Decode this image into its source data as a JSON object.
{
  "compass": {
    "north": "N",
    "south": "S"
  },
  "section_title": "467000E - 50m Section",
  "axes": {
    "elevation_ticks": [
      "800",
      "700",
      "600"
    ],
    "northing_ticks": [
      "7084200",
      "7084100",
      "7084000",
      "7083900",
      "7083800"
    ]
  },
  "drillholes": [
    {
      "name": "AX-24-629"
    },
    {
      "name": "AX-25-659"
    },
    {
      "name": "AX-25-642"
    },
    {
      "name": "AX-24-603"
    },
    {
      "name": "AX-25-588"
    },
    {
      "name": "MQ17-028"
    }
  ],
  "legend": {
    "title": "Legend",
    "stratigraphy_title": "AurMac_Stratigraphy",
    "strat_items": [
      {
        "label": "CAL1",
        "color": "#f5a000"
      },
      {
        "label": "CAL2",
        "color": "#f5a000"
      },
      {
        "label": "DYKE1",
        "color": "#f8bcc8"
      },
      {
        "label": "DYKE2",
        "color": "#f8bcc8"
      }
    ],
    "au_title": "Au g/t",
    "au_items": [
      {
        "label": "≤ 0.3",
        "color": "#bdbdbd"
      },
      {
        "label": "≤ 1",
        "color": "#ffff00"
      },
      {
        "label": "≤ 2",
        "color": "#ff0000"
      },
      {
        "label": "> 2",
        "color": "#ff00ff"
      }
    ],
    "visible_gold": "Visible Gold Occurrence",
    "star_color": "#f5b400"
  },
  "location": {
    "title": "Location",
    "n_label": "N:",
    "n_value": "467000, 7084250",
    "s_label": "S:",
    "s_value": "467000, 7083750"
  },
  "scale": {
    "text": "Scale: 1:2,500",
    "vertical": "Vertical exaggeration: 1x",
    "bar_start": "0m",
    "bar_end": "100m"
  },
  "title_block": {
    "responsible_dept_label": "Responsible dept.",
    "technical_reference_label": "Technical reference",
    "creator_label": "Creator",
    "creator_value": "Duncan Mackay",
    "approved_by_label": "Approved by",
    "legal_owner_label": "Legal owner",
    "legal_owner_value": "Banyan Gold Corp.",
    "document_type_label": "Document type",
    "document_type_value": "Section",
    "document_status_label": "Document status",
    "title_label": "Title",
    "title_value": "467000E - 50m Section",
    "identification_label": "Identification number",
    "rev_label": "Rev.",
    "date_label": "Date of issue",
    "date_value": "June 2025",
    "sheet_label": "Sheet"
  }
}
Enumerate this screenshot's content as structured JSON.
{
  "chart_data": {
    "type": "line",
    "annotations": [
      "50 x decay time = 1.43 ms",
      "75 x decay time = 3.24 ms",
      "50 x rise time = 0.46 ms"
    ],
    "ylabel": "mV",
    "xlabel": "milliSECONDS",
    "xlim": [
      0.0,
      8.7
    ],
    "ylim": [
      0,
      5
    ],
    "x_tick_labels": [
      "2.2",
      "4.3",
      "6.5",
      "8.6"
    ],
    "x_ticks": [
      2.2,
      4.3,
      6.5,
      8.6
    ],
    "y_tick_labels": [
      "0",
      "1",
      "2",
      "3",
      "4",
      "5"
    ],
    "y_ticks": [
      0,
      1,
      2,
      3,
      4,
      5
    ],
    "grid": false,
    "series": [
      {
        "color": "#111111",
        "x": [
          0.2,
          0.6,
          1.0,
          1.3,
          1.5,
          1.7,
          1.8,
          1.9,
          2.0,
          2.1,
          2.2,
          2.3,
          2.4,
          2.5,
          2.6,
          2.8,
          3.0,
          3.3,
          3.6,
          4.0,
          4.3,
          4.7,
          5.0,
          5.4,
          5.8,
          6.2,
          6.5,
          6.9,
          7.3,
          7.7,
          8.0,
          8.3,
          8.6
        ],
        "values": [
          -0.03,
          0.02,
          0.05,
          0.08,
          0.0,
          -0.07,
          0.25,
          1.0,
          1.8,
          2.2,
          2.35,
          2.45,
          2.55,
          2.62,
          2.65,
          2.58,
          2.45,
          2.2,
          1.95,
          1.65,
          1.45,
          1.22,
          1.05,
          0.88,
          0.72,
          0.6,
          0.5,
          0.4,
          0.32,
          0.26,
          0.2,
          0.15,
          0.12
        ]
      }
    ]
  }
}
+--
* [Exercise directions]: Reproduce all of the material above word for word.

* [Final result]:
Decode this image into its source data as a JSON object.
{
  "compass": {
    "north": "N",
    "south": "S"
  },
  "section_title": "467000E - 50m Section",
  "axes": {
    "elevation_ticks": [
      "800",
      "700",
      "600"
    ],
    "northing_ticks": [
      "7084200",
      "7084100",
      "7084000",
      "7083900",
      "7083800"
    ]
  },
  "drillholes": [
    {
      "name": "AX-24-629"
    },
    {
      "name": "AX-25-659"
    },
    {
      "name": "AX-25-642"
    },
    {
      "name": "AX-24-603"
    },
    {
      "name": "AX-25-588"
    },
    {
      "name": "MQ17-028"
    }
  ],
  "legend": {
    "title": "Legend",
    "stratigraphy_title": "AurMac_Stratigraphy",
    "strat_items": [
      {
        "label": "CAL1",
        "color": "#f5a000"
      },
      {
        "label": "CAL2",
        "color": "#f5a000"
      },
      {
        "label": "DYKE1",
        "color": "#f8bcc8"
      },
      {
        "label": "DYKE2",
        "color": "#f8bcc8"
      }
    ],
    "au_title": "Au g/t",
    "au_items": [
      {
        "label": "≤ 0.3",
        "color": "#bdbdbd"
      },
      {
        "label": "≤ 1",
        "color": "#ffff00"
      },
      {
        "label": "≤ 2",
        "color": "#ff0000"
      },
      {
        "label": "> 2",
        "color": "#ff00ff"
      }
    ],
    "visible_gold": "Visible Gold Occurrence",
    "star_color": "#f5b400"
  },
  "location": {
    "title": "Location",
    "n_label": "N:",
    "n_value": "467000, 7084250",
    "s_label": "S:",
    "s_value": "467000, 7083750"
  },
  "scale": {
    "text": "Scale: 1:2,500",
    "vertical": "Vertical exaggeration: 1x",
    "bar_start": "0m",
    "bar_end": "100m"
  },
  "title_block": {
    "responsible_dept_label": "Responsible dept.",
    "technical_reference_label": "Technical reference",
    "creator_label": "Creator",
    "creator_value": "Duncan Mackay",
    "approved_by_label": "Approved by",
    "legal_owner_label": "Legal owner",
    "legal_owner_value": "Banyan Gold Corp.",
    "document_type_label": "Document type",
    "document_type_value": "Section",
    "document_status_label": "Document status",
    "title_label": "Title",
    "title_value": "467000E - 50m Section",
    "identification_label": "Identification number",
    "rev_label": "Rev.",
    "date_label": "Date of issue",
    "date_value": "June 2025",
    "sheet_label": "Sheet"
  }
}
Enumerate this screenshot's content as structured JSON.
{
  "chart_data": {
    "type": "line",
    "annotations": [
      "50 x decay time = 1.43 ms",
      "75 x decay time = 3.24 ms",
      "50 x rise time = 0.46 ms"
    ],
    "ylabel": "mV",
    "xlabel": "milliSECONDS",
    "xlim": [
      0.0,
      8.7
    ],
    "ylim": [
      0,
      5
    ],
    "x_tick_labels": [
      "2.2",
      "4.3",
      "6.5",
      "8.6"
    ],
    "x_ticks": [
      2.2,
      4.3,
      6.5,
      8.6
    ],
    "y_tick_labels": [
      "0",
      "1",
      "2",
      "3",
      "4",
      "5"
    ],
    "y_ticks": [
      0,
      1,
      2,
      3,
      4,
      5
    ],
    "grid": false,
    "series": [
      {
        "color": "#111111",
        "x": [
          0.2,
          0.6,
          1.0,
          1.3,
          1.5,
          1.7,
          1.8,
          1.9,
          2.0,
          2.1,
          2.2,
          2.3,
          2.4,
          2.5,
          2.6,
          2.8,
          3.0,
          3.3,
          3.6,
          4.0,
          4.3,
          4.7,
          5.0,
          5.4,
          5.8,
          6.2,
          6.5,
          6.9,
          7.3,
          7.7,
          8.0,
          8.3,
          8.6
        ],
        "values": [
          -0.03,
          0.02,
          0.05,
          0.08,
          0.0,
          -0.07,
          0.25,
          1.0,
          1.8,
          2.2,
          2.35,
          2.45,
          2.55,
          2.62,
          2.65,
          2.58,
          2.45,
          2.2,
          1.95,
          1.65,
          1.45,
          1.22,
          1.05,
          0.88,
          0.72,
          0.6,
          0.5,
          0.4,
          0.32,
          0.26,
          0.2,
          0.15,
          0.12
        ]
      }
    ]
  }
}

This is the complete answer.